__Requirement__:
Keep the images out and copy every entry below exactly.

__Records for the exercise__:
──────────

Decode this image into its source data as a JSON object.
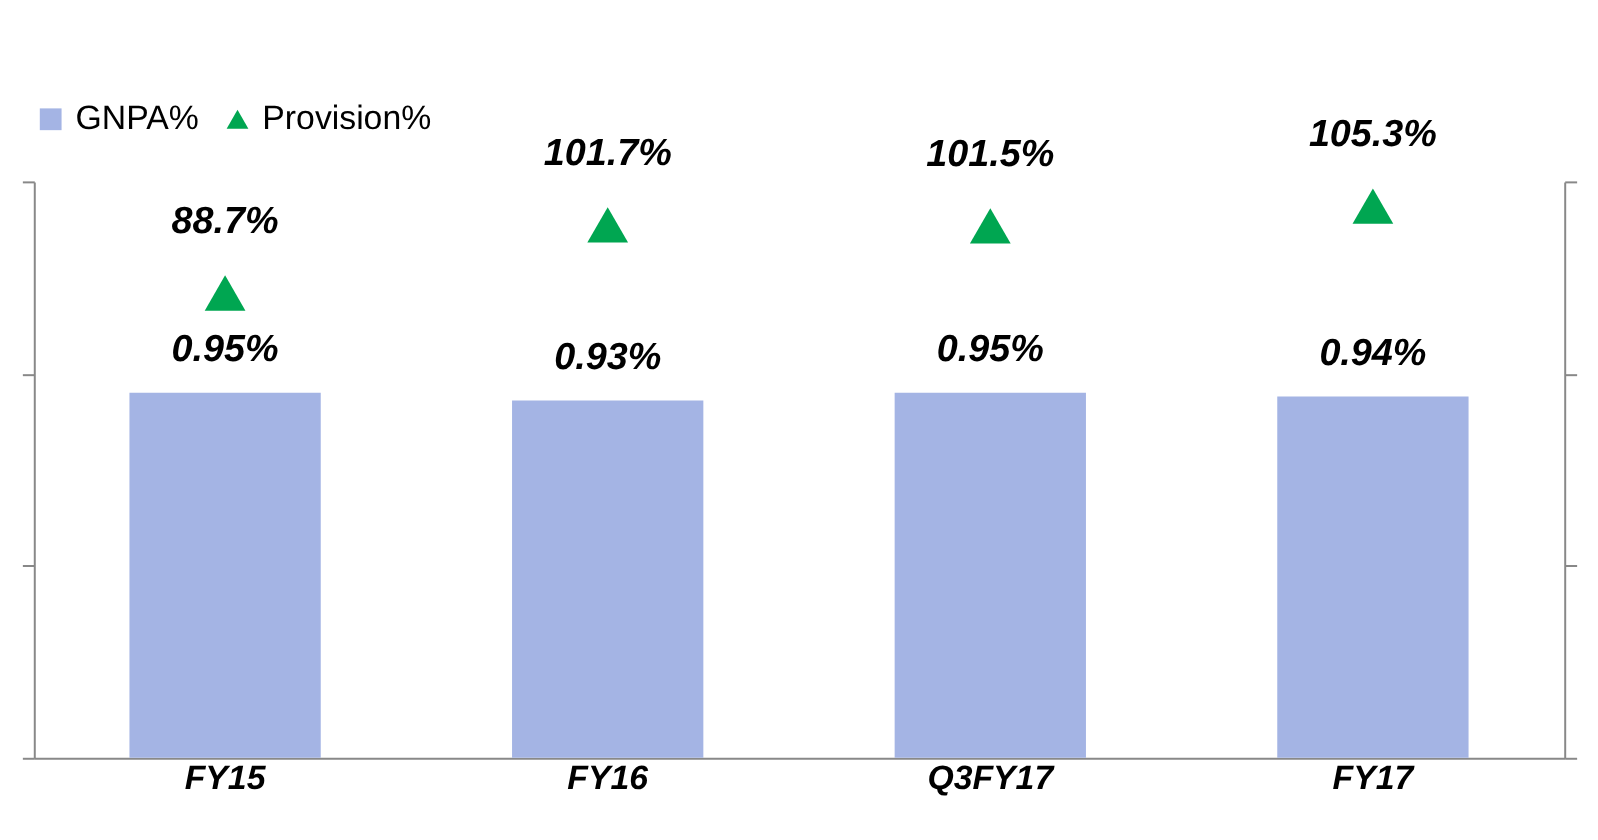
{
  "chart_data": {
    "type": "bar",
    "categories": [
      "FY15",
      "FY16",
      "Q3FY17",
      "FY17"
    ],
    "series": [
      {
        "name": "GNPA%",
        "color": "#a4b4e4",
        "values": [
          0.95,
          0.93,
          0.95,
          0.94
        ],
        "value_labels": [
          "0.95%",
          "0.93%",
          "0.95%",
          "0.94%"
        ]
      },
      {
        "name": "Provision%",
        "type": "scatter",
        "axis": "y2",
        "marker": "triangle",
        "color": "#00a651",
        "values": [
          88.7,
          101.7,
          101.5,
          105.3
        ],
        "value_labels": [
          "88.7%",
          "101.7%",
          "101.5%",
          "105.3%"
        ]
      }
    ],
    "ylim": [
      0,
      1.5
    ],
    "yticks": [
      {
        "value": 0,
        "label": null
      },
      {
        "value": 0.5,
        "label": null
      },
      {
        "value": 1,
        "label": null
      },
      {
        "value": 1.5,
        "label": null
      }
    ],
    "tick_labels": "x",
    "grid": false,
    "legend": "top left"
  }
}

──────────

__Task response__:
Decode this image into its source data as a JSON object.
{
  "chart_data": {
    "type": "bar",
    "categories": [
      "FY15",
      "FY16",
      "Q3FY17",
      "FY17"
    ],
    "series": [
      {
        "name": "GNPA%",
        "color": "#a4b4e4",
        "values": [
          0.95,
          0.93,
          0.95,
          0.94
        ],
        "value_labels": [
          "0.95%",
          "0.93%",
          "0.95%",
          "0.94%"
        ]
      },
      {
        "name": "Provision%",
        "type": "scatter",
        "axis": "y2",
        "marker": "triangle",
        "color": "#00a651",
        "values": [
          88.7,
          101.7,
          101.5,
          105.3
        ],
        "value_labels": [
          "88.7%",
          "101.7%",
          "101.5%",
          "105.3%"
        ]
      }
    ],
    "ylim": [
      0,
      1.5
    ],
    "yticks": [
      {
        "value": 0,
        "label": null
      },
      {
        "value": 0.5,
        "label": null
      },
      {
        "value": 1,
        "label": null
      },
      {
        "value": 1.5,
        "label": null
      }
    ],
    "tick_labels": "x",
    "grid": false,
    "legend": "top left"
  }
}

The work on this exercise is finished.